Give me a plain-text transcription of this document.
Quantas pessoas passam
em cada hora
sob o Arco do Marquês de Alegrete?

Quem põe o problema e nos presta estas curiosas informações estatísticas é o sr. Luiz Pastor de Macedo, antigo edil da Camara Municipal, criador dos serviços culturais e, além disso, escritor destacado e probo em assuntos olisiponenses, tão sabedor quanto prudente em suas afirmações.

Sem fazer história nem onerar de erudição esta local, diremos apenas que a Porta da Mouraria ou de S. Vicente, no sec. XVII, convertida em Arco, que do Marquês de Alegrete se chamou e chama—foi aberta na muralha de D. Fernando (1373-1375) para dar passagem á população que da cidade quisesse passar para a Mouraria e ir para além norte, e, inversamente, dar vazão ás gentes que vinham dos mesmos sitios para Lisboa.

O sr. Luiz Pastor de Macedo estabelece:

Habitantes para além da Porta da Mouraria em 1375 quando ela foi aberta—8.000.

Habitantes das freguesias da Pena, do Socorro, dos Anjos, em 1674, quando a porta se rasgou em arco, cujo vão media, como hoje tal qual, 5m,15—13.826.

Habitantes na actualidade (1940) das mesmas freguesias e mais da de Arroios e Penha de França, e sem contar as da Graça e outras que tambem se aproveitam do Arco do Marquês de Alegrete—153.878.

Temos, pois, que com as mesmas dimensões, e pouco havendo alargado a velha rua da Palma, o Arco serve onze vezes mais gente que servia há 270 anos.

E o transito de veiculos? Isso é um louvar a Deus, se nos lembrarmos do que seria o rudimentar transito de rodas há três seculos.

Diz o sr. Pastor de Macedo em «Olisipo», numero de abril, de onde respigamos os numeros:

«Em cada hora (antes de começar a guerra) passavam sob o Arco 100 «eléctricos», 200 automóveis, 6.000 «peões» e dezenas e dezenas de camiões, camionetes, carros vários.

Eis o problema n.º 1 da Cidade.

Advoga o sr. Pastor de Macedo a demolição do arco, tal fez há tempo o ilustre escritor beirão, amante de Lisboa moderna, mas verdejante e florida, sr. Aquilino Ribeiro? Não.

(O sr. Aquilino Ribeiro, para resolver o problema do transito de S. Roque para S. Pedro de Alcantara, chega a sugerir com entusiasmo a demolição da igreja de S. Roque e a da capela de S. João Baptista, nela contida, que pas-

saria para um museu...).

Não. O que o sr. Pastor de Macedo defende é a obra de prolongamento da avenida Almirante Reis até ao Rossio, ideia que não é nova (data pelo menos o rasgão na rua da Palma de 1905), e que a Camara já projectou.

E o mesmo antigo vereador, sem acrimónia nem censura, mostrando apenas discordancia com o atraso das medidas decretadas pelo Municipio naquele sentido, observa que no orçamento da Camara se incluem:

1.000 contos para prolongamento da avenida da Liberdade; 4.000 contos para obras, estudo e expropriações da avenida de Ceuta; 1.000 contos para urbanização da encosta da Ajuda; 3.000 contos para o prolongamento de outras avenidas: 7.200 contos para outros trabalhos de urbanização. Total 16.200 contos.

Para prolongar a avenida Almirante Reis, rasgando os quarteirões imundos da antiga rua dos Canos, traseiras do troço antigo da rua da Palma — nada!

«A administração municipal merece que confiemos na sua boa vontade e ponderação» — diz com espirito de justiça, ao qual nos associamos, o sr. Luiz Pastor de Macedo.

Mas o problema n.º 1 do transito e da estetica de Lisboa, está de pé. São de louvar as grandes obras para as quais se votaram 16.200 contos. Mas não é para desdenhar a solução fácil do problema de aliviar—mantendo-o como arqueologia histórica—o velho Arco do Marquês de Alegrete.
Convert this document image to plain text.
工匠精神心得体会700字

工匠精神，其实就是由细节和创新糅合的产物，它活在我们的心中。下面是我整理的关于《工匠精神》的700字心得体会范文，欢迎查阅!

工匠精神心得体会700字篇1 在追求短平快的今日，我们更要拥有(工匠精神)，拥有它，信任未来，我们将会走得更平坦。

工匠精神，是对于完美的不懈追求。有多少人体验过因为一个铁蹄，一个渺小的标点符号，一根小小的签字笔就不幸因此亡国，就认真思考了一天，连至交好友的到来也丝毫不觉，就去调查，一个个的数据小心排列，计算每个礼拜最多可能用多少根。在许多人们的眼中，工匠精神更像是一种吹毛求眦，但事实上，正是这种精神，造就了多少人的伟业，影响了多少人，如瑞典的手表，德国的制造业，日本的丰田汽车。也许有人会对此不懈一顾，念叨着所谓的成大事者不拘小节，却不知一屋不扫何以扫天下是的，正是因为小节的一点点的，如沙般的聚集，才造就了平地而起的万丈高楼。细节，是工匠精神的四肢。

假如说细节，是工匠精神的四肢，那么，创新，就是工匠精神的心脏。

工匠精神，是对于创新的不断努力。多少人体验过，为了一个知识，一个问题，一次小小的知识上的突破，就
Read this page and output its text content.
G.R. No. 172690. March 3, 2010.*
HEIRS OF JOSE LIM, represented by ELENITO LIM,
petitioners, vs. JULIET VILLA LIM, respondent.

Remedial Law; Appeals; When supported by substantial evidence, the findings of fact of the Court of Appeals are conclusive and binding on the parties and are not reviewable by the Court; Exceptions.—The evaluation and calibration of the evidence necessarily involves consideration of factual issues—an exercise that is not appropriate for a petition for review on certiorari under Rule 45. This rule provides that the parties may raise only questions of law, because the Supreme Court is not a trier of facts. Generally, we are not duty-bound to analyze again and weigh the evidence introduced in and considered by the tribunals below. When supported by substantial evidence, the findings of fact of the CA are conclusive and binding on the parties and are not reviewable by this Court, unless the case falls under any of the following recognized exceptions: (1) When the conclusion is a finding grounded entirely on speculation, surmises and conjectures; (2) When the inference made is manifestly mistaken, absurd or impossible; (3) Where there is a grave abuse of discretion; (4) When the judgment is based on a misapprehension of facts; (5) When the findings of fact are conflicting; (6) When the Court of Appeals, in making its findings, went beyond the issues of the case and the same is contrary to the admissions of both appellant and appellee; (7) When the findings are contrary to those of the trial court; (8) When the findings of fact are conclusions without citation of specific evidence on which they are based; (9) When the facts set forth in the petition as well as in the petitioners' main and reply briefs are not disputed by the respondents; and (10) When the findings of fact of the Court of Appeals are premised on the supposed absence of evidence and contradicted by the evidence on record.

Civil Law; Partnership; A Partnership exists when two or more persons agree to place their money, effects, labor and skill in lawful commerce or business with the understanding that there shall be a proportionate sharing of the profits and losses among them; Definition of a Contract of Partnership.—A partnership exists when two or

**AIM OF THE TASK**
Every record should be given again exactly.

**CORRECT OUTPUT**
Give me a plain-text transcription of this document.
Quantas pessoas passam
em cada hora
sob o Arco do Marquês de Alegrete?

Quem põe o problema e nos presta estas curiosas informações estatísticas é o sr. Luiz Pastor de Macedo, antigo edil da Camara Municipal, criador dos serviços culturais e, além disso, escritor destacado e probo em assuntos olisiponenses, tão sabedor quanto prudente em suas afirmações.

Sem fazer história nem onerar de erudição esta local, diremos apenas que a Porta da Mouraria ou de S. Vicente, no sec. XVII, convertida em Arco, que do Marquês de Alegrete se chamou e chama—foi aberta na muralha de D. Fernando (1373-1375) para dar passagem á população que da cidade quisesse passar para a Mouraria e ir para além norte, e, inversamente, dar vazão ás gentes que vinham dos mesmos sitios para Lisboa.

O sr. Luiz Pastor de Macedo estabelece:

Habitantes para além da Porta da Mouraria em 1375 quando ela foi aberta—8.000.

Habitantes das freguesias da Pena, do Socorro, dos Anjos, em 1674, quando a porta se rasgou em arco, cujo vão media, como hoje tal qual, 5m,15—13.826.

Habitantes na actualidade (1940) das mesmas freguesias e mais da de Arroios e Penha de França, e sem contar as da Graça e outras que tambem se aproveitam do Arco do Marquês de Alegrete—153.878.

Temos, pois, que com as mesmas dimensões, e pouco havendo alargado a velha rua da Palma, o Arco serve onze vezes mais gente que servia há 270 anos.

E o transito de veiculos? Isso é um louvar a Deus, se nos lembrarmos do que seria o rudimentar transito de rodas há três seculos.

Diz o sr. Pastor de Macedo em «Olisipo», numero de abril, de onde respigamos os numeros:

«Em cada hora (antes de começar a guerra) passavam sob o Arco 100 «eléctricos», 200 automóveis, 6.000 «peões» e dezenas e dezenas de camiões, camionetes, carros vários.

Eis o problema n.º 1 da Cidade.

Advoga o sr. Pastor de Macedo a demolição do arco, tal fez há tempo o ilustre escritor beirão, amante de Lisboa moderna, mas verdejante e florida, sr. Aquilino Ribeiro? Não.

(O sr. Aquilino Ribeiro, para resolver o problema do transito de S. Roque para S. Pedro de Alcantara, chega a sugerir com entusiasmo a demolição da igreja de S. Roque e a da capela de S. João Baptista, nela contida, que pas-

saria para um museu...).

Não. O que o sr. Pastor de Macedo defende é a obra de prolongamento da avenida Almirante Reis até ao Rossio, ideia que não é nova (data pelo menos o rasgão na rua da Palma de 1905), e que a Camara já projectou.

E o mesmo antigo vereador, sem acrimónia nem censura, mostrando apenas discordancia com o atraso das medidas decretadas pelo Municipio naquele sentido, observa que no orçamento da Camara se incluem:

1.000 contos para prolongamento da avenida da Liberdade; 4.000 contos para obras, estudo e expropriações da avenida de Ceuta; 1.000 contos para urbanização da encosta da Ajuda; 3.000 contos para o prolongamento de outras avenidas: 7.200 contos para outros trabalhos de urbanização. Total 16.200 contos.

Para prolongar a avenida Almirante Reis, rasgando os quarteirões imundos da antiga rua dos Canos, traseiras do troço antigo da rua da Palma — nada!

«A administração municipal merece que confiemos na sua boa vontade e ponderação» — diz com espirito de justiça, ao qual nos associamos, o sr. Luiz Pastor de Macedo.

Mas o problema n.º 1 do transito e da estetica de Lisboa, está de pé. São de louvar as grandes obras para as quais se votaram 16.200 contos. Mas não é para desdenhar a solução fácil do problema de aliviar—mantendo-o como arqueologia histórica—o velho Arco do Marquês de Alegrete.
Convert this document image to plain text.
工匠精神心得体会700字

工匠精神，其实就是由细节和创新糅合的产物，它活在我们的心中。下面是我整理的关于《工匠精神》的700字心得体会范文，欢迎查阅!

工匠精神心得体会700字篇1 在追求短平快的今日，我们更要拥有(工匠精神)，拥有它，信任未来，我们将会走得更平坦。

工匠精神，是对于完美的不懈追求。有多少人体验过因为一个铁蹄，一个渺小的标点符号，一根小小的签字笔就不幸因此亡国，就认真思考了一天，连至交好友的到来也丝毫不觉，就去调查，一个个的数据小心排列，计算每个礼拜最多可能用多少根。在许多人们的眼中，工匠精神更像是一种吹毛求眦，但事实上，正是这种精神，造就了多少人的伟业，影响了多少人，如瑞典的手表，德国的制造业，日本的丰田汽车。也许有人会对此不懈一顾，念叨着所谓的成大事者不拘小节，却不知一屋不扫何以扫天下是的，正是因为小节的一点点的，如沙般的聚集，才造就了平地而起的万丈高楼。细节，是工匠精神的四肢。

假如说细节，是工匠精神的四肢，那么，创新，就是工匠精神的心脏。

工匠精神，是对于创新的不断努力。多少人体验过，为了一个知识，一个问题，一次小小的知识上的突破，就
Read this page and output its text content.
G.R. No. 172690. March 3, 2010.*
HEIRS OF JOSE LIM, represented by ELENITO LIM,
petitioners, vs. JULIET VILLA LIM, respondent.

Remedial Law; Appeals; When supported by substantial evidence, the findings of fact of the Court of Appeals are conclusive and binding on the parties and are not reviewable by the Court; Exceptions.—The evaluation and calibration of the evidence necessarily involves consideration of factual issues—an exercise that is not appropriate for a petition for review on certiorari under Rule 45. This rule provides that the parties may raise only questions of law, because the Supreme Court is not a trier of facts. Generally, we are not duty-bound to analyze again and weigh the evidence introduced in and considered by the tribunals below. When supported by substantial evidence, the findings of fact of the CA are conclusive and binding on the parties and are not reviewable by this Court, unless the case falls under any of the following recognized exceptions: (1) When the conclusion is a finding grounded entirely on speculation, surmises and conjectures; (2) When the inference made is manifestly mistaken, absurd or impossible; (3) Where there is a grave abuse of discretion; (4) When the judgment is based on a misapprehension of facts; (5) When the findings of fact are conflicting; (6) When the Court of Appeals, in making its findings, went beyond the issues of the case and the same is contrary to the admissions of both appellant and appellee; (7) When the findings are contrary to those of the trial court; (8) When the findings of fact are conclusions without citation of specific evidence on which they are based; (9) When the facts set forth in the petition as well as in the petitioners' main and reply briefs are not disputed by the respondents; and (10) When the findings of fact of the Court of Appeals are premised on the supposed absence of evidence and contradicted by the evidence on record.

Civil Law; Partnership; A Partnership exists when two or more persons agree to place their money, effects, labor and skill in lawful commerce or business with the understanding that there shall be a proportionate sharing of the profits and losses among them; Definition of a Contract of Partnership.—A partnership exists when two or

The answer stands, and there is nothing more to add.